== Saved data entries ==
Begin
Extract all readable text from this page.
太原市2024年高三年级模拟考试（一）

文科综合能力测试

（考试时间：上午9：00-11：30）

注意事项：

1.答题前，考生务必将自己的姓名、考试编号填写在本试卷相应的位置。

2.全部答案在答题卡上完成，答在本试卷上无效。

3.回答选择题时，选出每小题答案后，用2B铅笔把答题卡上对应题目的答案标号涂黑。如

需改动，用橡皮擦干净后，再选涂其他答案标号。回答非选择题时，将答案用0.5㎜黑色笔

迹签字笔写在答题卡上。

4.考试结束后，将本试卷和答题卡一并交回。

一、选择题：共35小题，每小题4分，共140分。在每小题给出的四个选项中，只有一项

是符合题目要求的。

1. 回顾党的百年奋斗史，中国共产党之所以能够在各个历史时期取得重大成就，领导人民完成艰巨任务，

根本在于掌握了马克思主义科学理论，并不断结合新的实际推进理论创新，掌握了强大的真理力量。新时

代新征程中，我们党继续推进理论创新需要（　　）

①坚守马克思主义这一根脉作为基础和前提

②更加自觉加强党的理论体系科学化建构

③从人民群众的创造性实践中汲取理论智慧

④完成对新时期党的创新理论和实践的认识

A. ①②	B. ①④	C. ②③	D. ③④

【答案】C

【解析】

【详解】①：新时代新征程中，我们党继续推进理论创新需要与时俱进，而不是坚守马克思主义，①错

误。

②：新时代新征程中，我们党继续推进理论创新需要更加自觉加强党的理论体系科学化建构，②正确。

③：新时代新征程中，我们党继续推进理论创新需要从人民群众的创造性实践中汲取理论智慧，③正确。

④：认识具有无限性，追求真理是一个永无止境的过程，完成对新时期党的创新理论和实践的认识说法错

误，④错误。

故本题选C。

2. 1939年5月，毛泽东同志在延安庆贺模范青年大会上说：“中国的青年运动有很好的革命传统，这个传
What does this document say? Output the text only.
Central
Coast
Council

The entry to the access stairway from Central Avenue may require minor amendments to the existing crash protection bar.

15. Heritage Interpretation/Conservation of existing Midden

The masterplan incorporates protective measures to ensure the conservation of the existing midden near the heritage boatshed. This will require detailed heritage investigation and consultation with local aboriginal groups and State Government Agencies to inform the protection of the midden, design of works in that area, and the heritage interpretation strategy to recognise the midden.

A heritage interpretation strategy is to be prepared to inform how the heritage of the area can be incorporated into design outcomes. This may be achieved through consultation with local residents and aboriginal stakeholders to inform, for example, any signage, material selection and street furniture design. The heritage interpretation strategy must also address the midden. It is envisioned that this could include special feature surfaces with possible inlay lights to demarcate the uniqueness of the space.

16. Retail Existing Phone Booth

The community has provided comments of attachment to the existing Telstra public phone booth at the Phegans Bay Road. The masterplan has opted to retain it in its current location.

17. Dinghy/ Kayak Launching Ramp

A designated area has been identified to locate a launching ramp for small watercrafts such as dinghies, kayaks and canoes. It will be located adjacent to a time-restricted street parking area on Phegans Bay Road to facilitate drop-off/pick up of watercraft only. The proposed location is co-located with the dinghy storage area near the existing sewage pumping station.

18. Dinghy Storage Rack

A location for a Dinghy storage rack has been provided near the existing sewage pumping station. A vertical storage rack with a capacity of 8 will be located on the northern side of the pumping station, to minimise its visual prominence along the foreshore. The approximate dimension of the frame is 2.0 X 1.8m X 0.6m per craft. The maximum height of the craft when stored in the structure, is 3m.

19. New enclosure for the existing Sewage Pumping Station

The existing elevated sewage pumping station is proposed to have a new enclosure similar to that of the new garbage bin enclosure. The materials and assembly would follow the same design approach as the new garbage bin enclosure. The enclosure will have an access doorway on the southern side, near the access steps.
End
== WRITTEN PROBLEM ==
Gather each line of the records holding the string "provided".

== WRITTEN RESPONSE ==
The community has provided comments of attachment to the existing Telstra public phone booth at the Phegans Bay Road. The masterplan has opted to retain it in its current location.
A location for a Dinghy storage rack has been provided near the existing sewage pumping station. A vertical storage rack with a capacity of 8 will be located on the northern side of the pumping station, to minimise its visual prominence along the foreshore. The approximate dimension of the frame is 2.0 X 1.8m X 0.6m per craft. The maximum height of the craft when stored in the structure, is 3m.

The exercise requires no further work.